▸ Exercise objective
Using the listing beneath this task, count the lines with the word "excerpt" and write only the result.
-- Material to process start --
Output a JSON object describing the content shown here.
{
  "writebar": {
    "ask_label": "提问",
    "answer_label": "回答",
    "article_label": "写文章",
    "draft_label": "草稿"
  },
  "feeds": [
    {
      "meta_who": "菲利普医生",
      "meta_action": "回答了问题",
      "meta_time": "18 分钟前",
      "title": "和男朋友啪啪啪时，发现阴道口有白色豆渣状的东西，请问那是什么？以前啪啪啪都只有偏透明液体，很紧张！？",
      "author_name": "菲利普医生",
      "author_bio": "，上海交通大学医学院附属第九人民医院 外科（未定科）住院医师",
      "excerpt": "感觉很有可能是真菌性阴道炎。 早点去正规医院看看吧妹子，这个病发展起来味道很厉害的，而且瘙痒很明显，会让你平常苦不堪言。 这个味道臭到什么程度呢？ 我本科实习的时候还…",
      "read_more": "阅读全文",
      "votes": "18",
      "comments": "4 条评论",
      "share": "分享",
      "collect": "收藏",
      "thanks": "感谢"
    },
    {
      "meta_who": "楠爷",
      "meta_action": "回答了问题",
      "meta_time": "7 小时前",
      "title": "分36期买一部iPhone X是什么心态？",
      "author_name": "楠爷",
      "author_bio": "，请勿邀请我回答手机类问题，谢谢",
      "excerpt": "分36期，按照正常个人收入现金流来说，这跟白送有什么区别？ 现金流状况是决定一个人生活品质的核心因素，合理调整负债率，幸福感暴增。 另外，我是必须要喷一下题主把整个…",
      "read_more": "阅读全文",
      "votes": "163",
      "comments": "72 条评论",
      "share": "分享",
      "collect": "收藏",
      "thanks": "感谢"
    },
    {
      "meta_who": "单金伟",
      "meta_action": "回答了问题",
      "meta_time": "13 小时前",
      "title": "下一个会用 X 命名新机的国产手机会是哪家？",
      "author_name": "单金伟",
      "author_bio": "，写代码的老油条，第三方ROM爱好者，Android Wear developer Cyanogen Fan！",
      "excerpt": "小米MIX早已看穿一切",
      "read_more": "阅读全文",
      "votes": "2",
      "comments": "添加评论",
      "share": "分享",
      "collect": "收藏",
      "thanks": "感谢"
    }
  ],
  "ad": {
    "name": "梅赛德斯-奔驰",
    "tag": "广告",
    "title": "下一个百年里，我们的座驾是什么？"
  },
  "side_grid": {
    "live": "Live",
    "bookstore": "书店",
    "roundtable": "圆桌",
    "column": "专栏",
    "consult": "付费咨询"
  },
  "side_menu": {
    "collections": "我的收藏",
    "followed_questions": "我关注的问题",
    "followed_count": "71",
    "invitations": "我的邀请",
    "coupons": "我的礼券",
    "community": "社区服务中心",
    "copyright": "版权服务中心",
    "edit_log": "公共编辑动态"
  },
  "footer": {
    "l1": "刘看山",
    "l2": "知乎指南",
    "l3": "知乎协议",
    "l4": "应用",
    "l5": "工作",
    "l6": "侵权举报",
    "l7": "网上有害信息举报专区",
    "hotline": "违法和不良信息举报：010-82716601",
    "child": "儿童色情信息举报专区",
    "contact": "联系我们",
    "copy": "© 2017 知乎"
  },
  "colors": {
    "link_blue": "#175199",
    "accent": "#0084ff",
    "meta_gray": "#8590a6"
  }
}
-- Material to process end --
▸ Expected answer
3